> [Stored rows]:

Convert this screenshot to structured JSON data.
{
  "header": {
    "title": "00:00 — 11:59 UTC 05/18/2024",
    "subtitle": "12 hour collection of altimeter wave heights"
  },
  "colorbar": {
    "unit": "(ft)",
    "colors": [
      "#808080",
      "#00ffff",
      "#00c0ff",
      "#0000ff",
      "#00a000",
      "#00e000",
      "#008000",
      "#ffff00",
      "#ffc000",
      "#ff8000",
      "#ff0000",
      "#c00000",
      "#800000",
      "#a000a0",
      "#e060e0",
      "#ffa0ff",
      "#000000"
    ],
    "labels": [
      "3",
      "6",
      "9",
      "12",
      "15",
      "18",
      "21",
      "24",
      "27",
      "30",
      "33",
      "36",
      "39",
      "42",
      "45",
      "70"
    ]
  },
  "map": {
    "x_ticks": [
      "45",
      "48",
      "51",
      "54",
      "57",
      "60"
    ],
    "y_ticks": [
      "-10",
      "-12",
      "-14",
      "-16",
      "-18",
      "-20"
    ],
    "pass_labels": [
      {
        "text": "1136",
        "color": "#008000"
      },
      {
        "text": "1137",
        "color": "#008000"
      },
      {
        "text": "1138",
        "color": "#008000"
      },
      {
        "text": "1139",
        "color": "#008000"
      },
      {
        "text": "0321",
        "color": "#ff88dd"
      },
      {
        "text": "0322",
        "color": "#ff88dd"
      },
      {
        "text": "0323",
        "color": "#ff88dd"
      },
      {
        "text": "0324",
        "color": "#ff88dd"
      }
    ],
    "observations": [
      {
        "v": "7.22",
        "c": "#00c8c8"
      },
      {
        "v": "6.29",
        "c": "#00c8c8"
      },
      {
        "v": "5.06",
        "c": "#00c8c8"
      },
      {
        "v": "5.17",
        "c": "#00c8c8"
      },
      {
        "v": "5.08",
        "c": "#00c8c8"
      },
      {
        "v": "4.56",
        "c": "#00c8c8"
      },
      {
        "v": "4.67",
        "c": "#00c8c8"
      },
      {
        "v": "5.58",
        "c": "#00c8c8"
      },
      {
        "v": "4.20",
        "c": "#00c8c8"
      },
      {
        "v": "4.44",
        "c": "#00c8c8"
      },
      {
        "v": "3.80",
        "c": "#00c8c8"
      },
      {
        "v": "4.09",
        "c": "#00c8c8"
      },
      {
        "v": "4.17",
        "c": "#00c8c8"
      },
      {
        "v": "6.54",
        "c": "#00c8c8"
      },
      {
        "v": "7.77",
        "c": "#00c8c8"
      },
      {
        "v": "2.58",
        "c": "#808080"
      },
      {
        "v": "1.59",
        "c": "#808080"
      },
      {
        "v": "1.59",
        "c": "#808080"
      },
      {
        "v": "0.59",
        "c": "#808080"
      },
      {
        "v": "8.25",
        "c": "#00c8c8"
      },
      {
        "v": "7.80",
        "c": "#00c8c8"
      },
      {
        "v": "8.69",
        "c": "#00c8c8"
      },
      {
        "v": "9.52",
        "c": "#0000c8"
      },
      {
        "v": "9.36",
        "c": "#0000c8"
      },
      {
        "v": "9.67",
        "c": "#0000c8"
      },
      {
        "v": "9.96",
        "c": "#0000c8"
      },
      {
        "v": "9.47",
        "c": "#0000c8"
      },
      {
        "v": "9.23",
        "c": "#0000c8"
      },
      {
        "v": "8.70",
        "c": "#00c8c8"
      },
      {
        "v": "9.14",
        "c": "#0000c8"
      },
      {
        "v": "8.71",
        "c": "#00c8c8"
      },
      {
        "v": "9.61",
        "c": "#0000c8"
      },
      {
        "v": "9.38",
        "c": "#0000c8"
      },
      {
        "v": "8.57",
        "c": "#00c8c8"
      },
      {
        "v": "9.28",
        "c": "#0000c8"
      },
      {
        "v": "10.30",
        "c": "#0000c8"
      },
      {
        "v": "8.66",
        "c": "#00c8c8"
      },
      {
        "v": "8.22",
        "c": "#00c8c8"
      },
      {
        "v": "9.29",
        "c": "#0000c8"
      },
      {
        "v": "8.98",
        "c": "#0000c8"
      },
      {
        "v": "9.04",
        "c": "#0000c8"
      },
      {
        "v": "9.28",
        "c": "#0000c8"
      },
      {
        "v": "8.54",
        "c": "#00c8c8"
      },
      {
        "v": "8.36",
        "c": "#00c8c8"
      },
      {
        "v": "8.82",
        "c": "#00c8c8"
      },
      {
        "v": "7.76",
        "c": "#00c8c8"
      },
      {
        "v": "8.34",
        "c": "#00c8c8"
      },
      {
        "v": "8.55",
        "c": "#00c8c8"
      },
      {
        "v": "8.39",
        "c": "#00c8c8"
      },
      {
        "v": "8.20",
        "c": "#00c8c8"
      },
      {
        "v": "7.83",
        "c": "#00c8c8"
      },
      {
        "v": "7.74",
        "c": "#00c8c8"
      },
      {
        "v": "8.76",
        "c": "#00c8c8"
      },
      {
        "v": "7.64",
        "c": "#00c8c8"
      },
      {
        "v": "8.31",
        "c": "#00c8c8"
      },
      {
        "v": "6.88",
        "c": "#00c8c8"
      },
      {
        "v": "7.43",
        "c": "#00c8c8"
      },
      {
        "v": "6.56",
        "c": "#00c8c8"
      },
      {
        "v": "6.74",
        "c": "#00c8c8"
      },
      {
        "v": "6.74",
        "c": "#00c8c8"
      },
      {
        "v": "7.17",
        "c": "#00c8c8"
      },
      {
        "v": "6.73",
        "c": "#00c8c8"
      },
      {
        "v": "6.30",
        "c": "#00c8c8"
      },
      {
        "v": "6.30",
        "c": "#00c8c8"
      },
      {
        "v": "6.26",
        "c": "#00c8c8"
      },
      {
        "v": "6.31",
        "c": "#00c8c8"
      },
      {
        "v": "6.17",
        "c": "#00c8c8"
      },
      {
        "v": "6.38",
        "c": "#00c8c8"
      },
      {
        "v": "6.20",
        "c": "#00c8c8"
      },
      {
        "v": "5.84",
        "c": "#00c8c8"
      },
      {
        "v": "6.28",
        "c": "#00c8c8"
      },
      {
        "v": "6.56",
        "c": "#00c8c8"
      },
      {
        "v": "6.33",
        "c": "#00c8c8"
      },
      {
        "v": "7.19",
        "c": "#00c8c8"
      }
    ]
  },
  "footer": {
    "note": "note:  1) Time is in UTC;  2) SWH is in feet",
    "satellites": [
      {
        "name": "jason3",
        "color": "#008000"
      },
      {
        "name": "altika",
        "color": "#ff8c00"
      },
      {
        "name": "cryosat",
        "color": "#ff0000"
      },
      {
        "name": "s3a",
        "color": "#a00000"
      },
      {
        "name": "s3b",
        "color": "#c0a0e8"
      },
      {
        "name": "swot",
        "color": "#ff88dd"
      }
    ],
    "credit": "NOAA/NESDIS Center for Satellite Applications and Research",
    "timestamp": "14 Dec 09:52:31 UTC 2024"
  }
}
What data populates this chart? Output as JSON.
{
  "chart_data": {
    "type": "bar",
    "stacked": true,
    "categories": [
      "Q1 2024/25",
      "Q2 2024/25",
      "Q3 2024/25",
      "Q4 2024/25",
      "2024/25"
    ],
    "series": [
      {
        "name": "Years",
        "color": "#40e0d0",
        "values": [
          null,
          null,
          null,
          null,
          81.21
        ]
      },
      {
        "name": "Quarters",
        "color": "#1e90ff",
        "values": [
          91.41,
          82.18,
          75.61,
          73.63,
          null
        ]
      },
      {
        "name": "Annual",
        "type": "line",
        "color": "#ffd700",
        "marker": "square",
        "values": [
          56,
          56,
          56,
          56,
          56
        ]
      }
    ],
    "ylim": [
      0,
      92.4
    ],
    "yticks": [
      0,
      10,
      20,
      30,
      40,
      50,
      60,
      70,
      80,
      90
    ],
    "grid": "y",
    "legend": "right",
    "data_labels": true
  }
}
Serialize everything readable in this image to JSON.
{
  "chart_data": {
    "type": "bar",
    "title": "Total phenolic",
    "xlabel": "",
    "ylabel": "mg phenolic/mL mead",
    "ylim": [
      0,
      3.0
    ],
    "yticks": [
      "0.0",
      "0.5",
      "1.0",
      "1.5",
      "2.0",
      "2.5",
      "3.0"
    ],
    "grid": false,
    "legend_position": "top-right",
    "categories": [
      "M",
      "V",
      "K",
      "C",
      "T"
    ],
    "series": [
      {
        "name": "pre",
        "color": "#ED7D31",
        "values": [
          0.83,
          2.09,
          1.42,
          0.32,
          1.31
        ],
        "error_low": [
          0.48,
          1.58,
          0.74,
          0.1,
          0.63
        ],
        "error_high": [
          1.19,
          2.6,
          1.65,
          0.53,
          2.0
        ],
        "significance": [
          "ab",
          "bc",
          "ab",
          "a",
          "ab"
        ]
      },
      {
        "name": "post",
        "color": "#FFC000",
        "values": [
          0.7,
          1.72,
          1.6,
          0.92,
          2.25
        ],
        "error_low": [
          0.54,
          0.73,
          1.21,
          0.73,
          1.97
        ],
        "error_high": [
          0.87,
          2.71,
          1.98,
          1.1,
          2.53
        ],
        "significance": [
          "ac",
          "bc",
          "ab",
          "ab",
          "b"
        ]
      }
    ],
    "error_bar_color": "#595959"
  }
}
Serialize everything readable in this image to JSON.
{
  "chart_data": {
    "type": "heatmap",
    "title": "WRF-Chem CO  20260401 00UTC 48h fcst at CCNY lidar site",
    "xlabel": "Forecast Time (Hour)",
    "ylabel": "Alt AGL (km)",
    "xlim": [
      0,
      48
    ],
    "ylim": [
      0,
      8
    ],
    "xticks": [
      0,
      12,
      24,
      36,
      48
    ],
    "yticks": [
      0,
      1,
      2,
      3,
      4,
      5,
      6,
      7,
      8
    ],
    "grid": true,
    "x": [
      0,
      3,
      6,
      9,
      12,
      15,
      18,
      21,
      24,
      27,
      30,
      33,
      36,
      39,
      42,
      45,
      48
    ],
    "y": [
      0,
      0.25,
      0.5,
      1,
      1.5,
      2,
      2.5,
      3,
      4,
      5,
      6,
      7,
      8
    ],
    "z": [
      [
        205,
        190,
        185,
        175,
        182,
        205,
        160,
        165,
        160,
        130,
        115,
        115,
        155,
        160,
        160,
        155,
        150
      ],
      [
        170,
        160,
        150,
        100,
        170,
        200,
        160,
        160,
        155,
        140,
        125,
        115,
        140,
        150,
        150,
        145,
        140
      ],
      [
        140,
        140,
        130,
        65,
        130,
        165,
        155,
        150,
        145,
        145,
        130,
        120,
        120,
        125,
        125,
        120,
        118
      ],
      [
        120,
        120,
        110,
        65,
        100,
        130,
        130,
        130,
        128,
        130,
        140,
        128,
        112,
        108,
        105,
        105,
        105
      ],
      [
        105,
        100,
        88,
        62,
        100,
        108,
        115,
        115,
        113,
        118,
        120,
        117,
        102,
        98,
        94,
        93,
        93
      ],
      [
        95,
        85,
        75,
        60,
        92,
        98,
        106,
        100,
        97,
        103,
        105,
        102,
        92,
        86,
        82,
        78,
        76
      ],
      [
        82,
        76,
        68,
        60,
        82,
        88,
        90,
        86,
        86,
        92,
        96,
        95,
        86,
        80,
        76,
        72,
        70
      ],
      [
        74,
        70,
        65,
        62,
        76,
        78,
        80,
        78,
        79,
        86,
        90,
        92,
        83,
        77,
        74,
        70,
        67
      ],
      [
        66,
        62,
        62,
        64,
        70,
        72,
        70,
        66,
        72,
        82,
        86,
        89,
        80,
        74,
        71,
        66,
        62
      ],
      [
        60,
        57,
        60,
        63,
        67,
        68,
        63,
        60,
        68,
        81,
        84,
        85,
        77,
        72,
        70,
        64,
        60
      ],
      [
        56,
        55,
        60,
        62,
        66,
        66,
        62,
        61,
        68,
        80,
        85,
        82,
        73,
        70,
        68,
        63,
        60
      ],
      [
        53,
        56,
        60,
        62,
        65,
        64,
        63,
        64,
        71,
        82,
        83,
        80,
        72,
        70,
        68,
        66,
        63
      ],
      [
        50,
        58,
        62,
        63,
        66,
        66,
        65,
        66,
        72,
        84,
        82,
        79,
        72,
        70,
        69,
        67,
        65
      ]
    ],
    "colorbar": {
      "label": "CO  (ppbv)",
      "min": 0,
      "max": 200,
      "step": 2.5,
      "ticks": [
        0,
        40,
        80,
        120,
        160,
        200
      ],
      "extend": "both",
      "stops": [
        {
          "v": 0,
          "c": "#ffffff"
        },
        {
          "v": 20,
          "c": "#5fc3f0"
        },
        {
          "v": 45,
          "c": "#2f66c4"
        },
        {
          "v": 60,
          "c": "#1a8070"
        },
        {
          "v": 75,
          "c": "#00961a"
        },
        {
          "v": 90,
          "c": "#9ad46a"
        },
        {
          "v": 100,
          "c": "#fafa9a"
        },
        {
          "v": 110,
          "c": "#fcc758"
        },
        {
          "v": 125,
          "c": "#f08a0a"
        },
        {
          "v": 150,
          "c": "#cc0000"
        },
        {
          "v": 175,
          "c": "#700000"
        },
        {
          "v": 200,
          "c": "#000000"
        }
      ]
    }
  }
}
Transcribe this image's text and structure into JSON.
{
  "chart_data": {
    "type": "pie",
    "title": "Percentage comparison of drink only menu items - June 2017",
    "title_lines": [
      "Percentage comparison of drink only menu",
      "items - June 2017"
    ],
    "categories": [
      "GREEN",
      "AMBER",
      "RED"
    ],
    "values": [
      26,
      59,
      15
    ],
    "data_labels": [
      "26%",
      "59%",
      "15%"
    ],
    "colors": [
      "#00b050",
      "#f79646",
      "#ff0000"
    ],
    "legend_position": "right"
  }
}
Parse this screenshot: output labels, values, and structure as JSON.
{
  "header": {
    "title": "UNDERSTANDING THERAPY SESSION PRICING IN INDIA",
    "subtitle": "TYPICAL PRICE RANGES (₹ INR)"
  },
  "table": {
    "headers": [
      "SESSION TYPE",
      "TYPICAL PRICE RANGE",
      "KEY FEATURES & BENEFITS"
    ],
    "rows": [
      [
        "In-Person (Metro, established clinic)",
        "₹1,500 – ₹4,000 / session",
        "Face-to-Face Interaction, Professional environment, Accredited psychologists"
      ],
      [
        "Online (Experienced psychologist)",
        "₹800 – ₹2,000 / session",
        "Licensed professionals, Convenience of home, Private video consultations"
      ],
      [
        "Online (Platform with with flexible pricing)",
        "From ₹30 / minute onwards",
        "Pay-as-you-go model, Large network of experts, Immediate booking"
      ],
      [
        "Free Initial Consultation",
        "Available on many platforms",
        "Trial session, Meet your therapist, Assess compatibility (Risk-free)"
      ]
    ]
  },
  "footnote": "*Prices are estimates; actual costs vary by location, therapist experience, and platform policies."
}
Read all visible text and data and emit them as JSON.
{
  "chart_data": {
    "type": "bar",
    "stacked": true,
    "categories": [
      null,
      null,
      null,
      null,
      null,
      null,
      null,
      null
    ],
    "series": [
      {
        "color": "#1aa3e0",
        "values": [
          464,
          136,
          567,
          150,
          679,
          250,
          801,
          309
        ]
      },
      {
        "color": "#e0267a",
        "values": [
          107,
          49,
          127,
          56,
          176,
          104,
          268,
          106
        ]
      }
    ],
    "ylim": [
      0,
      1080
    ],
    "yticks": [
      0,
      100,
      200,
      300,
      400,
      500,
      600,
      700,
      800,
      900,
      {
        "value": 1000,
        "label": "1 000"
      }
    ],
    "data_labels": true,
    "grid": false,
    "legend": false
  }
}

> [What is needed]: Determine how many lines above contain "JSON" as a word or string. Give the number alone.

> [Complete output]: 7